┌─ LISTING
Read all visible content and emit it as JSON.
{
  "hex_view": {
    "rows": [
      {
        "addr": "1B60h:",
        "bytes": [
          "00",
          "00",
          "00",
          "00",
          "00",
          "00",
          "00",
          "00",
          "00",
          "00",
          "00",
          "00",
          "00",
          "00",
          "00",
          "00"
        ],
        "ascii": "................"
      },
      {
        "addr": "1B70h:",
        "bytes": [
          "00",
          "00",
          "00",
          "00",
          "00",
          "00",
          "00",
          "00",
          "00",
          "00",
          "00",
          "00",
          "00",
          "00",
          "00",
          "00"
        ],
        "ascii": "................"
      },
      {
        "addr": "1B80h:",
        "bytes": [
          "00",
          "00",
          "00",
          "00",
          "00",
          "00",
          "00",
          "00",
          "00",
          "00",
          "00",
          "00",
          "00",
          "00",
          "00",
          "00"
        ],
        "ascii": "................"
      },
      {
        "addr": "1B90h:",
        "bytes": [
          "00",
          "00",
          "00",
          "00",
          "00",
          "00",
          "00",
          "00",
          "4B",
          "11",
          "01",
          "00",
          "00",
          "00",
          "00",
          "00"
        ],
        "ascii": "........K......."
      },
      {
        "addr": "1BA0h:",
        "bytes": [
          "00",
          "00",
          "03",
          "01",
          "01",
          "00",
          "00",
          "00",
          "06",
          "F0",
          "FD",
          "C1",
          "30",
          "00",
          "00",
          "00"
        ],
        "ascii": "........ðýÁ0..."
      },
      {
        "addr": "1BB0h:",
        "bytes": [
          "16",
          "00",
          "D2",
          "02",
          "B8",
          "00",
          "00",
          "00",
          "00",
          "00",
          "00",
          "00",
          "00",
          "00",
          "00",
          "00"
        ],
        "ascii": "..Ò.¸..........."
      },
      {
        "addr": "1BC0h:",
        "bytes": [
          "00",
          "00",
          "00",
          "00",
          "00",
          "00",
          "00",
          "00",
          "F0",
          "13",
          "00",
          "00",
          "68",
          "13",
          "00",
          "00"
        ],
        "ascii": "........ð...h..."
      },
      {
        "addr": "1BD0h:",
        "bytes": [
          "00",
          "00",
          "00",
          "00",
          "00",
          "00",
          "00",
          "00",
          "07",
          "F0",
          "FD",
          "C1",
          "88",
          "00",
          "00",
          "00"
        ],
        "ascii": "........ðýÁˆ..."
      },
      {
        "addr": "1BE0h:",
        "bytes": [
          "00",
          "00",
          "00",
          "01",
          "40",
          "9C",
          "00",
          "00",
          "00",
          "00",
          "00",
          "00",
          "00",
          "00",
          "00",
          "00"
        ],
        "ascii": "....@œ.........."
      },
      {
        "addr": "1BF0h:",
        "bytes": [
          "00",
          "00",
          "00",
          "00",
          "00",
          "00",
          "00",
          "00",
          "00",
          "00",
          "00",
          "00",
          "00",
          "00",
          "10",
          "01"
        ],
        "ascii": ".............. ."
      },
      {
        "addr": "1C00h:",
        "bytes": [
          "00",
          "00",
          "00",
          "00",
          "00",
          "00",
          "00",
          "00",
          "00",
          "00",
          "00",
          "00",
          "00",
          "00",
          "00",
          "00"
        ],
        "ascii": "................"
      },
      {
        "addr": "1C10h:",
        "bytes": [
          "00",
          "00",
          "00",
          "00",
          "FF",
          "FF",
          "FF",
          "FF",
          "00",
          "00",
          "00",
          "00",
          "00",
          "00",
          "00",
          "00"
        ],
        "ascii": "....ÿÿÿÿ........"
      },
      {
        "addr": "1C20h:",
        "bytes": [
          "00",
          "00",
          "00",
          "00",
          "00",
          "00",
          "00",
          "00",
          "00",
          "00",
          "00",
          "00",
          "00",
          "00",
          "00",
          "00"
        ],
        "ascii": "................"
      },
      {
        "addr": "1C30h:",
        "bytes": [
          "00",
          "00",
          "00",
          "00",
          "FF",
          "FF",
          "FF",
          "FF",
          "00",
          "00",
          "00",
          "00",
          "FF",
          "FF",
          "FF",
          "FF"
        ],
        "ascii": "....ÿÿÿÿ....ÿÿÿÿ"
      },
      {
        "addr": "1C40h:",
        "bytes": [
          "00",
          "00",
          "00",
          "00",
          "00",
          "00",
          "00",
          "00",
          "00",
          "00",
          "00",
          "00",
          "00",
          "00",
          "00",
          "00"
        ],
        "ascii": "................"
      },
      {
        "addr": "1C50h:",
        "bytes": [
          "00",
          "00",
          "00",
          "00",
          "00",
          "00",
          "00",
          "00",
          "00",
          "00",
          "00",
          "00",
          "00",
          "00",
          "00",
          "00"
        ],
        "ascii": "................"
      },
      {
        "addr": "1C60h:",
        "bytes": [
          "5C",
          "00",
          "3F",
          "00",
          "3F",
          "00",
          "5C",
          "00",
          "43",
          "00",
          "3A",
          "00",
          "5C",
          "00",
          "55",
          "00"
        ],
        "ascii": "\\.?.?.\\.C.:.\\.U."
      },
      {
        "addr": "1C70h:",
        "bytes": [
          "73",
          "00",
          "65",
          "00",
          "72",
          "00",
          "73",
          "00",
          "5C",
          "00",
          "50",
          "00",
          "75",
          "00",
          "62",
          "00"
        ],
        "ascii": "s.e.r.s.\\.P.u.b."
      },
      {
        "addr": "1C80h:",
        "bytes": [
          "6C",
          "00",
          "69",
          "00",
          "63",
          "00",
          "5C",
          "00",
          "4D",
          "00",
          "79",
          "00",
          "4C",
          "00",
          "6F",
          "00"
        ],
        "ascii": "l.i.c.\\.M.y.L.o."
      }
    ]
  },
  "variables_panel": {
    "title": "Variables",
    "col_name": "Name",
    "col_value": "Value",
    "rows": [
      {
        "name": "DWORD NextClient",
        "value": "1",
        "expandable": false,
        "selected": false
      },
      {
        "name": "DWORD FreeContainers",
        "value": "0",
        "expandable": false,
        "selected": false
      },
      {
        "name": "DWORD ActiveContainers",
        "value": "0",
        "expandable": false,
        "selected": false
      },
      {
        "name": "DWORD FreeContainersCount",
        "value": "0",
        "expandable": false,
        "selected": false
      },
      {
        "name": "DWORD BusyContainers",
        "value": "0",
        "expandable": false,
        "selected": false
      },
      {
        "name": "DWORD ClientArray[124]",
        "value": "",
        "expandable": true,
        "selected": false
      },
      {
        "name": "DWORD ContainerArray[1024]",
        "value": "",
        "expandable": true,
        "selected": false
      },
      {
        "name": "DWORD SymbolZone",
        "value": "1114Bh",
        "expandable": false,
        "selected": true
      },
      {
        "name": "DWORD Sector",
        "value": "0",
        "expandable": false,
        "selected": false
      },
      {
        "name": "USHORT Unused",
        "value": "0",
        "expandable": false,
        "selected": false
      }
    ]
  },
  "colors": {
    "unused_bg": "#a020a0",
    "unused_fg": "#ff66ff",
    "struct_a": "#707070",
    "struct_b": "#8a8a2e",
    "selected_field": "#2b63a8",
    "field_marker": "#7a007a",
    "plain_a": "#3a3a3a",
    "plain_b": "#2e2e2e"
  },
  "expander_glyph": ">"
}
└─
__WORK REQUIRED__
Every entry above should be retyped exactly as shown.

__TASK RESULT__
Read all visible content and emit it as JSON.
{
  "hex_view": {
    "rows": [
      {
        "addr": "1B60h:",
        "bytes": [
          "00",
          "00",
          "00",
          "00",
          "00",
          "00",
          "00",
          "00",
          "00",
          "00",
          "00",
          "00",
          "00",
          "00",
          "00",
          "00"
        ],
        "ascii": "................"
      },
      {
        "addr": "1B70h:",
        "bytes": [
          "00",
          "00",
          "00",
          "00",
          "00",
          "00",
          "00",
          "00",
          "00",
          "00",
          "00",
          "00",
          "00",
          "00",
          "00",
          "00"
        ],
        "ascii": "................"
      },
      {
        "addr": "1B80h:",
        "bytes": [
          "00",
          "00",
          "00",
          "00",
          "00",
          "00",
          "00",
          "00",
          "00",
          "00",
          "00",
          "00",
          "00",
          "00",
          "00",
          "00"
        ],
        "ascii": "................"
      },
      {
        "addr": "1B90h:",
        "bytes": [
          "00",
          "00",
          "00",
          "00",
          "00",
          "00",
          "00",
          "00",
          "4B",
          "11",
          "01",
          "00",
          "00",
          "00",
          "00",
          "00"
        ],
        "ascii": "........K......."
      },
      {
        "addr": "1BA0h:",
        "bytes": [
          "00",
          "00",
          "03",
          "01",
          "01",
          "00",
          "00",
          "00",
          "06",
          "F0",
          "FD",
          "C1",
          "30",
          "00",
          "00",
          "00"
        ],
        "ascii": "........ðýÁ0..."
      },
      {
        "addr": "1BB0h:",
        "bytes": [
          "16",
          "00",
          "D2",
          "02",
          "B8",
          "00",
          "00",
          "00",
          "00",
          "00",
          "00",
          "00",
          "00",
          "00",
          "00",
          "00"
        ],
        "ascii": "..Ò.¸..........."
      },
      {
        "addr": "1BC0h:",
        "bytes": [
          "00",
          "00",
          "00",
          "00",
          "00",
          "00",
          "00",
          "00",
          "F0",
          "13",
          "00",
          "00",
          "68",
          "13",
          "00",
          "00"
        ],
        "ascii": "........ð...h..."
      },
      {
        "addr": "1BD0h:",
        "bytes": [
          "00",
          "00",
          "00",
          "00",
          "00",
          "00",
          "00",
          "00",
          "07",
          "F0",
          "FD",
          "C1",
          "88",
          "00",
          "00",
          "00"
        ],
        "ascii": "........ðýÁˆ..."
      },
      {
        "addr": "1BE0h:",
        "bytes": [
          "00",
          "00",
          "00",
          "01",
          "40",
          "9C",
          "00",
          "00",
          "00",
          "00",
          "00",
          "00",
          "00",
          "00",
          "00",
          "00"
        ],
        "ascii": "....@œ.........."
      },
      {
        "addr": "1BF0h:",
        "bytes": [
          "00",
          "00",
          "00",
          "00",
          "00",
          "00",
          "00",
          "00",
          "00",
          "00",
          "00",
          "00",
          "00",
          "00",
          "10",
          "01"
        ],
        "ascii": ".............. ."
      },
      {
        "addr": "1C00h:",
        "bytes": [
          "00",
          "00",
          "00",
          "00",
          "00",
          "00",
          "00",
          "00",
          "00",
          "00",
          "00",
          "00",
          "00",
          "00",
          "00",
          "00"
        ],
        "ascii": "................"
      },
      {
        "addr": "1C10h:",
        "bytes": [
          "00",
          "00",
          "00",
          "00",
          "FF",
          "FF",
          "FF",
          "FF",
          "00",
          "00",
          "00",
          "00",
          "00",
          "00",
          "00",
          "00"
        ],
        "ascii": "....ÿÿÿÿ........"
      },
      {
        "addr": "1C20h:",
        "bytes": [
          "00",
          "00",
          "00",
          "00",
          "00",
          "00",
          "00",
          "00",
          "00",
          "00",
          "00",
          "00",
          "00",
          "00",
          "00",
          "00"
        ],
        "ascii": "................"
      },
      {
        "addr": "1C30h:",
        "bytes": [
          "00",
          "00",
          "00",
          "00",
          "FF",
          "FF",
          "FF",
          "FF",
          "00",
          "00",
          "00",
          "00",
          "FF",
          "FF",
          "FF",
          "FF"
        ],
        "ascii": "....ÿÿÿÿ....ÿÿÿÿ"
      },
      {
        "addr": "1C40h:",
        "bytes": [
          "00",
          "00",
          "00",
          "00",
          "00",
          "00",
          "00",
          "00",
          "00",
          "00",
          "00",
          "00",
          "00",
          "00",
          "00",
          "00"
        ],
        "ascii": "................"
      },
      {
        "addr": "1C50h:",
        "bytes": [
          "00",
          "00",
          "00",
          "00",
          "00",
          "00",
          "00",
          "00",
          "00",
          "00",
          "00",
          "00",
          "00",
          "00",
          "00",
          "00"
        ],
        "ascii": "................"
      },
      {
        "addr": "1C60h:",
        "bytes": [
          "5C",
          "00",
          "3F",
          "00",
          "3F",
          "00",
          "5C",
          "00",
          "43",
          "00",
          "3A",
          "00",
          "5C",
          "00",
          "55",
          "00"
        ],
        "ascii": "\\.?.?.\\.C.:.\\.U."
      },
      {
        "addr": "1C70h:",
        "bytes": [
          "73",
          "00",
          "65",
          "00",
          "72",
          "00",
          "73",
          "00",
          "5C",
          "00",
          "50",
          "00",
          "75",
          "00",
          "62",
          "00"
        ],
        "ascii": "s.e.r.s.\\.P.u.b."
      },
      {
        "addr": "1C80h:",
        "bytes": [
          "6C",
          "00",
          "69",
          "00",
          "63",
          "00",
          "5C",
          "00",
          "4D",
          "00",
          "79",
          "00",
          "4C",
          "00",
          "6F",
          "00"
        ],
        "ascii": "l.i.c.\\.M.y.L.o."
      }
    ]
  },
  "variables_panel": {
    "title": "Variables",
    "col_name": "Name",
    "col_value": "Value",
    "rows": [
      {
        "name": "DWORD NextClient",
        "value": "1",
        "expandable": false,
        "selected": false
      },
      {
        "name": "DWORD FreeContainers",
        "value": "0",
        "expandable": false,
        "selected": false
      },
      {
        "name": "DWORD ActiveContainers",
        "value": "0",
        "expandable": false,
        "selected": false
      },
      {
        "name": "DWORD FreeContainersCount",
        "value": "0",
        "expandable": false,
        "selected": false
      },
      {
        "name": "DWORD BusyContainers",
        "value": "0",
        "expandable": false,
        "selected": false
      },
      {
        "name": "DWORD ClientArray[124]",
        "value": "",
        "expandable": true,
        "selected": false
      },
      {
        "name": "DWORD ContainerArray[1024]",
        "value": "",
        "expandable": true,
        "selected": false
      },
      {
        "name": "DWORD SymbolZone",
        "value": "1114Bh",
        "expandable": false,
        "selected": true
      },
      {
        "name": "DWORD Sector",
        "value": "0",
        "expandable": false,
        "selected": false
      },
      {
        "name": "USHORT Unused",
        "value": "0",
        "expandable": false,
        "selected": false
      }
    ]
  },
  "colors": {
    "unused_bg": "#a020a0",
    "unused_fg": "#ff66ff",
    "struct_a": "#707070",
    "struct_b": "#8a8a2e",
    "selected_field": "#2b63a8",
    "field_marker": "#7a007a",
    "plain_a": "#3a3a3a",
    "plain_b": "#2e2e2e"
  },
  "expander_glyph": ">"
}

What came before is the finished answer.